GIVEN PROBLEM
Repeat exactly, and only, the lines from the line bearing "What data populates" through the end of the material. Do not copy the pictures.

━━━ PROVIDED INFORMATION

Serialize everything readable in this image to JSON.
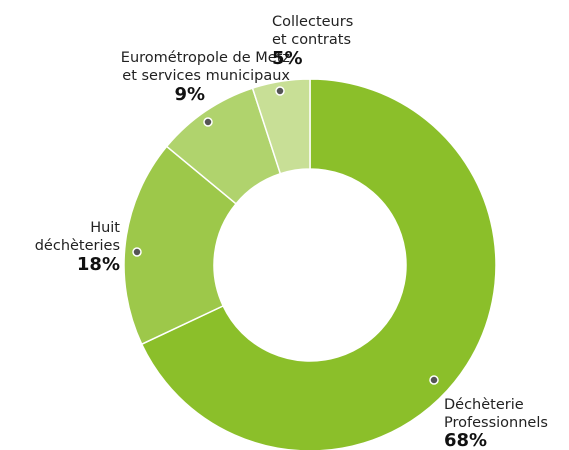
{
  "chart_data": {
    "type": "donut",
    "categories": [
      [
        "Déchèterie",
        "Professionnels"
      ],
      [
        "Huit",
        "déchèteries"
      ],
      [
        "Eurométropole de Metz",
        "et services municipaux"
      ],
      [
        "Collecteurs",
        "et contrats"
      ]
    ],
    "values": [
      68,
      18,
      9,
      5
    ],
    "value_labels": [
      "68%",
      "18%",
      "9%",
      "5%"
    ],
    "colors": [
      "#8bbf2a",
      "#9dc84a",
      "#b0d36d",
      "#c8df96"
    ]
  }
}
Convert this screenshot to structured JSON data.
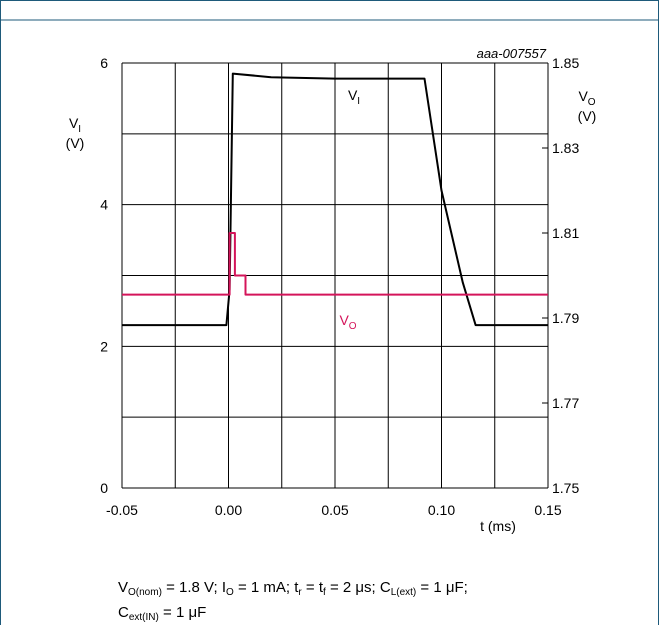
{
  "chart_data": {
    "type": "line",
    "id_label": "aaa-007557",
    "xlabel": "t (ms)",
    "xlim": [
      -0.05,
      0.15
    ],
    "x_ticks": [
      "-0.05",
      "0.00",
      "0.05",
      "0.10",
      "0.15"
    ],
    "left_axis": {
      "label_main": "V",
      "label_sub": "I",
      "unit": "(V)",
      "ylim": [
        0,
        6
      ],
      "ticks": [
        "0",
        "2",
        "4",
        "6"
      ]
    },
    "right_axis": {
      "label_main": "V",
      "label_sub": "O",
      "unit": "(V)",
      "ylim": [
        1.75,
        1.85
      ],
      "ticks": [
        "1.75",
        "1.77",
        "1.79",
        "1.81",
        "1.83",
        "1.85"
      ]
    },
    "grid": true,
    "series": [
      {
        "name_main": "V",
        "name_sub": "I",
        "axis": "left",
        "color": "#000000",
        "x": [
          -0.05,
          -0.001,
          0.0005,
          0.002,
          0.02,
          0.05,
          0.08,
          0.092,
          0.1,
          0.11,
          0.116,
          0.12,
          0.15
        ],
        "y": [
          2.3,
          2.3,
          2.8,
          5.85,
          5.8,
          5.78,
          5.78,
          5.78,
          4.2,
          2.9,
          2.3,
          2.3,
          2.3
        ]
      },
      {
        "name_main": "V",
        "name_sub": "O",
        "axis": "right",
        "color": "#d4145a",
        "x": [
          -0.05,
          0.0005,
          0.0005,
          0.003,
          0.003,
          0.008,
          0.008,
          0.15
        ],
        "y": [
          1.7955,
          1.7955,
          1.81,
          1.81,
          1.8,
          1.8,
          1.7955,
          1.7955
        ]
      }
    ],
    "caption": {
      "line1": [
        [
          "V",
          ""
        ],
        [
          "O(nom)",
          "sub"
        ],
        [
          " = 1.8 V; I",
          ""
        ],
        [
          "O",
          "sub"
        ],
        [
          " = 1 mA; t",
          ""
        ],
        [
          "r",
          "sub"
        ],
        [
          " = t",
          ""
        ],
        [
          "f",
          "sub"
        ],
        [
          " = 2 μs; C",
          ""
        ],
        [
          "L(ext)",
          "sub"
        ],
        [
          " = 1 μF;",
          ""
        ]
      ],
      "line2": [
        [
          "C",
          ""
        ],
        [
          "ext(IN)",
          "sub"
        ],
        [
          " = 1 μF",
          ""
        ]
      ]
    }
  }
}
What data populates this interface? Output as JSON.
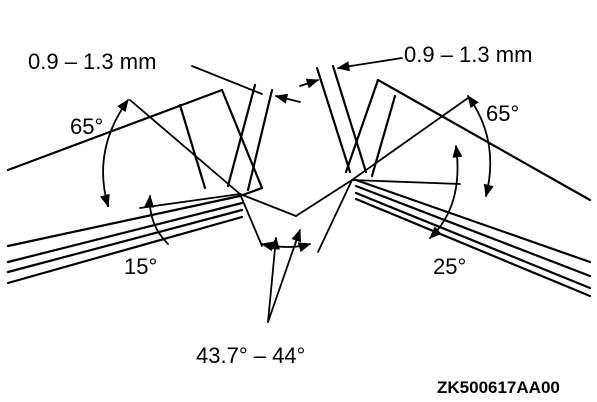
{
  "labels": {
    "gap_left": "0.9 – 1.3 mm",
    "gap_right": "0.9 – 1.3 mm",
    "angle_left_65": "65°",
    "angle_right_65": "65°",
    "angle_left_15": "15°",
    "angle_right_25": "25°",
    "angle_center": "43.7° – 44°"
  },
  "figure_code": "ZK500617AA00",
  "colors": {
    "line": "#000000",
    "background": "#ffffff"
  }
}
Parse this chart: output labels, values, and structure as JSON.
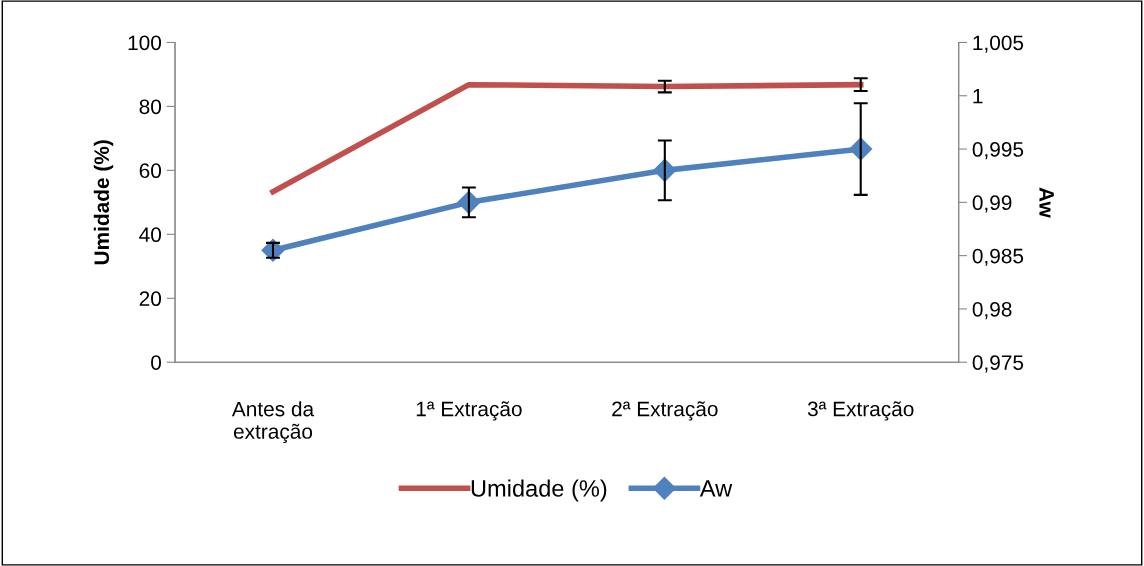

━━━━━━

ANSWER IN FULL
What data populates this interface? Output as JSON.
{
  "labels": {
    "gap_left": "0.9 – 1.3 mm",
    "gap_right": "0.9 – 1.3 mm",
    "angle_left_65": "65°",
    "angle_right_65": "65°",
    "angle_left_15": "15°",
    "angle_right_25": "25°",
    "angle_center": "43.7° – 44°"
  },
  "figure_code": "ZK500617AA00",
  "colors": {
    "line": "#000000",
    "background": "#ffffff"
  }
}
Parse this chart: output labels, values, and structure as JSON.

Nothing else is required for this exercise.